((

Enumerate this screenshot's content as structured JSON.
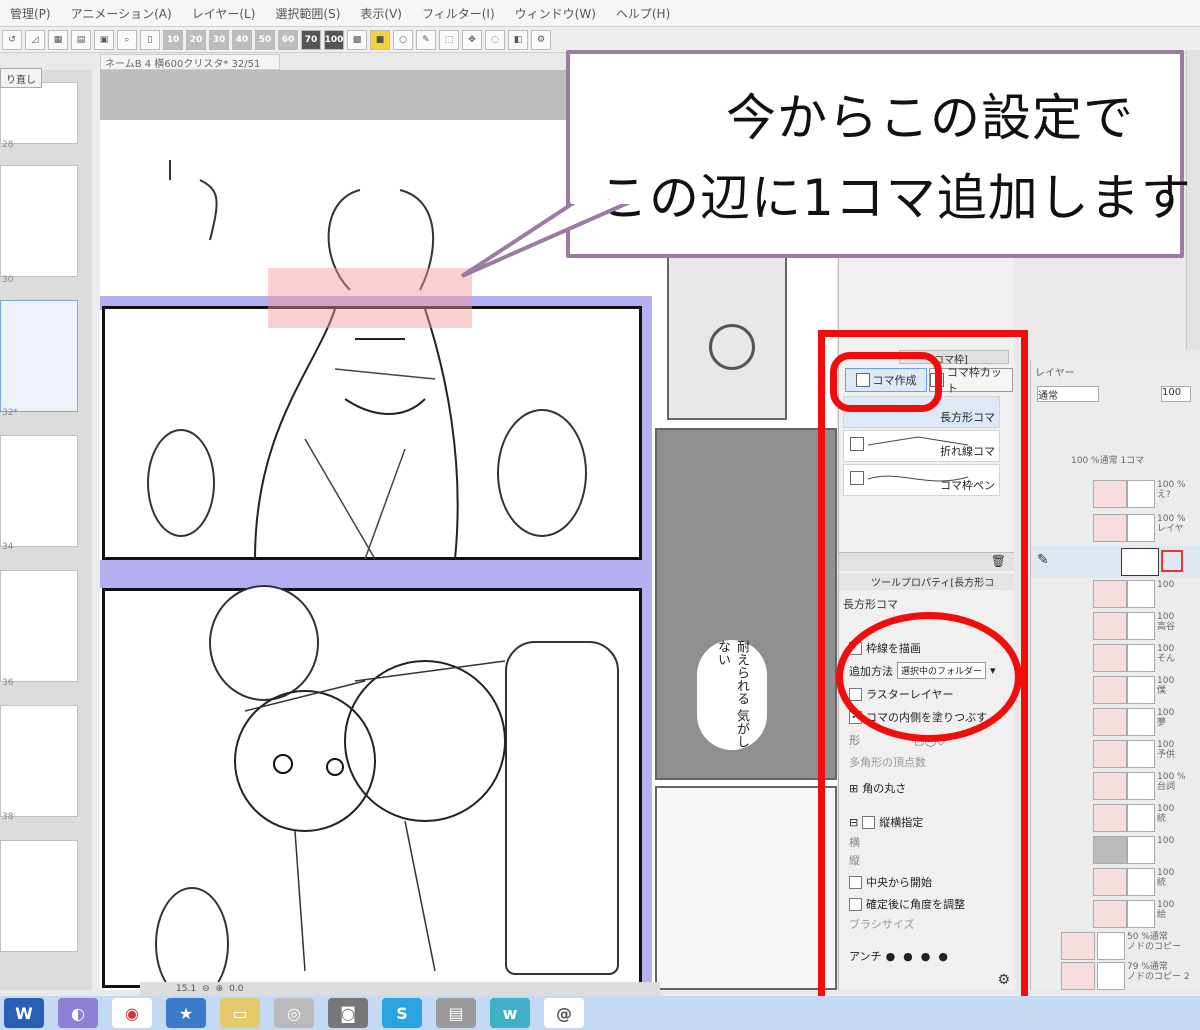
{
  "menu": [
    "管理(P)",
    "アニメーション(A)",
    "レイヤー(L)",
    "選択範囲(S)",
    "表示(V)",
    "フィルター(I)",
    "ウィンドウ(W)",
    "ヘルプ(H)"
  ],
  "toolbar": {
    "zoom_numbers": [
      "10",
      "20",
      "30",
      "40",
      "50",
      "60",
      "70",
      "100"
    ]
  },
  "document_tab": "ネームB 4 横600クリスタ* 32/51",
  "undo_label": "り直し",
  "page_numbers": [
    "28",
    "30",
    "32*",
    "34",
    "36",
    "38"
  ],
  "callout": {
    "line1": "今からこの設定で",
    "line2": "この辺に1コマ追加します"
  },
  "comic_text": "耐えられる 気がしない",
  "tool_panel": {
    "tab_label": "コマ枠]",
    "buttons": [
      "コマ作成",
      "コマ枠カット"
    ],
    "sub_tools": [
      "長方形コマ",
      "折れ線コマ",
      "コマ枠ペン"
    ],
    "property_header": "ツールプロパティ[長方形コ",
    "property_title": "長方形コマ",
    "draw_border_label": "枠線を描画",
    "add_method_label": "追加方法",
    "add_method_value": "選択中のフォルダー",
    "raster_layer_label": "ラスターレイヤー",
    "fill_inside_label": "コマの内側を塗りつぶす",
    "shape_label": "形",
    "polygon_label": "多角形の頂点数",
    "corner_round_label": "角の丸さ",
    "aspect_label": "縦横指定",
    "width_label": "横",
    "height_label": "縦",
    "from_center_label": "中央から開始",
    "adjust_angle_label": "確定後に角度を調整",
    "brush_size_label": "ブラシサイズ",
    "antialias_label": "アンチ"
  },
  "layer_panel": {
    "title": "レイヤー",
    "blend_mode": "通常",
    "opacity": "100",
    "folder_label": "100 %通常 1コマ",
    "rows": [
      {
        "top": "100 %",
        "bottom": "え?"
      },
      {
        "top": "100 %",
        "bottom": "レイヤ"
      },
      {
        "top": "100",
        "bottom": ""
      },
      {
        "top": "100",
        "bottom": "高谷"
      },
      {
        "top": "100",
        "bottom": "そん"
      },
      {
        "top": "100",
        "bottom": "僕"
      },
      {
        "top": "100",
        "bottom": "夢"
      },
      {
        "top": "100",
        "bottom": "予供"
      },
      {
        "top": "100 %",
        "bottom": "台詞"
      },
      {
        "top": "100",
        "bottom": "統"
      },
      {
        "top": "100",
        "bottom": ""
      },
      {
        "top": "100",
        "bottom": "統"
      },
      {
        "top": "100",
        "bottom": "絵"
      },
      {
        "top": "50 %通常",
        "bottom": "ノドのコピー"
      },
      {
        "top": "79 %通常",
        "bottom": "ノドのコピー 2"
      }
    ]
  },
  "status": {
    "zoom": "15.1",
    "angle": "0.0"
  },
  "colors": {
    "annotation_red": "#f20d0d",
    "callout_border": "#9a7ba2",
    "panel_gap": "#b4b0f2"
  }
}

))

**WRITTEN PROBLEM:**
Leave out the pictures and output every record above precisely as given.

**EXERCISE ANSWER:**
Enumerate this screenshot's content as structured JSON.
{
  "menu": [
    "管理(P)",
    "アニメーション(A)",
    "レイヤー(L)",
    "選択範囲(S)",
    "表示(V)",
    "フィルター(I)",
    "ウィンドウ(W)",
    "ヘルプ(H)"
  ],
  "toolbar": {
    "zoom_numbers": [
      "10",
      "20",
      "30",
      "40",
      "50",
      "60",
      "70",
      "100"
    ]
  },
  "document_tab": "ネームB 4 横600クリスタ* 32/51",
  "undo_label": "り直し",
  "page_numbers": [
    "28",
    "30",
    "32*",
    "34",
    "36",
    "38"
  ],
  "callout": {
    "line1": "今からこの設定で",
    "line2": "この辺に1コマ追加します"
  },
  "comic_text": "耐えられる 気がしない",
  "tool_panel": {
    "tab_label": "コマ枠]",
    "buttons": [
      "コマ作成",
      "コマ枠カット"
    ],
    "sub_tools": [
      "長方形コマ",
      "折れ線コマ",
      "コマ枠ペン"
    ],
    "property_header": "ツールプロパティ[長方形コ",
    "property_title": "長方形コマ",
    "draw_border_label": "枠線を描画",
    "add_method_label": "追加方法",
    "add_method_value": "選択中のフォルダー",
    "raster_layer_label": "ラスターレイヤー",
    "fill_inside_label": "コマの内側を塗りつぶす",
    "shape_label": "形",
    "polygon_label": "多角形の頂点数",
    "corner_round_label": "角の丸さ",
    "aspect_label": "縦横指定",
    "width_label": "横",
    "height_label": "縦",
    "from_center_label": "中央から開始",
    "adjust_angle_label": "確定後に角度を調整",
    "brush_size_label": "ブラシサイズ",
    "antialias_label": "アンチ"
  },
  "layer_panel": {
    "title": "レイヤー",
    "blend_mode": "通常",
    "opacity": "100",
    "folder_label": "100 %通常 1コマ",
    "rows": [
      {
        "top": "100 %",
        "bottom": "え?"
      },
      {
        "top": "100 %",
        "bottom": "レイヤ"
      },
      {
        "top": "100",
        "bottom": ""
      },
      {
        "top": "100",
        "bottom": "高谷"
      },
      {
        "top": "100",
        "bottom": "そん"
      },
      {
        "top": "100",
        "bottom": "僕"
      },
      {
        "top": "100",
        "bottom": "夢"
      },
      {
        "top": "100",
        "bottom": "予供"
      },
      {
        "top": "100 %",
        "bottom": "台詞"
      },
      {
        "top": "100",
        "bottom": "統"
      },
      {
        "top": "100",
        "bottom": ""
      },
      {
        "top": "100",
        "bottom": "統"
      },
      {
        "top": "100",
        "bottom": "絵"
      },
      {
        "top": "50 %通常",
        "bottom": "ノドのコピー"
      },
      {
        "top": "79 %通常",
        "bottom": "ノドのコピー 2"
      }
    ]
  },
  "status": {
    "zoom": "15.1",
    "angle": "0.0"
  },
  "colors": {
    "annotation_red": "#f20d0d",
    "callout_border": "#9a7ba2",
    "panel_gap": "#b4b0f2"
  }
}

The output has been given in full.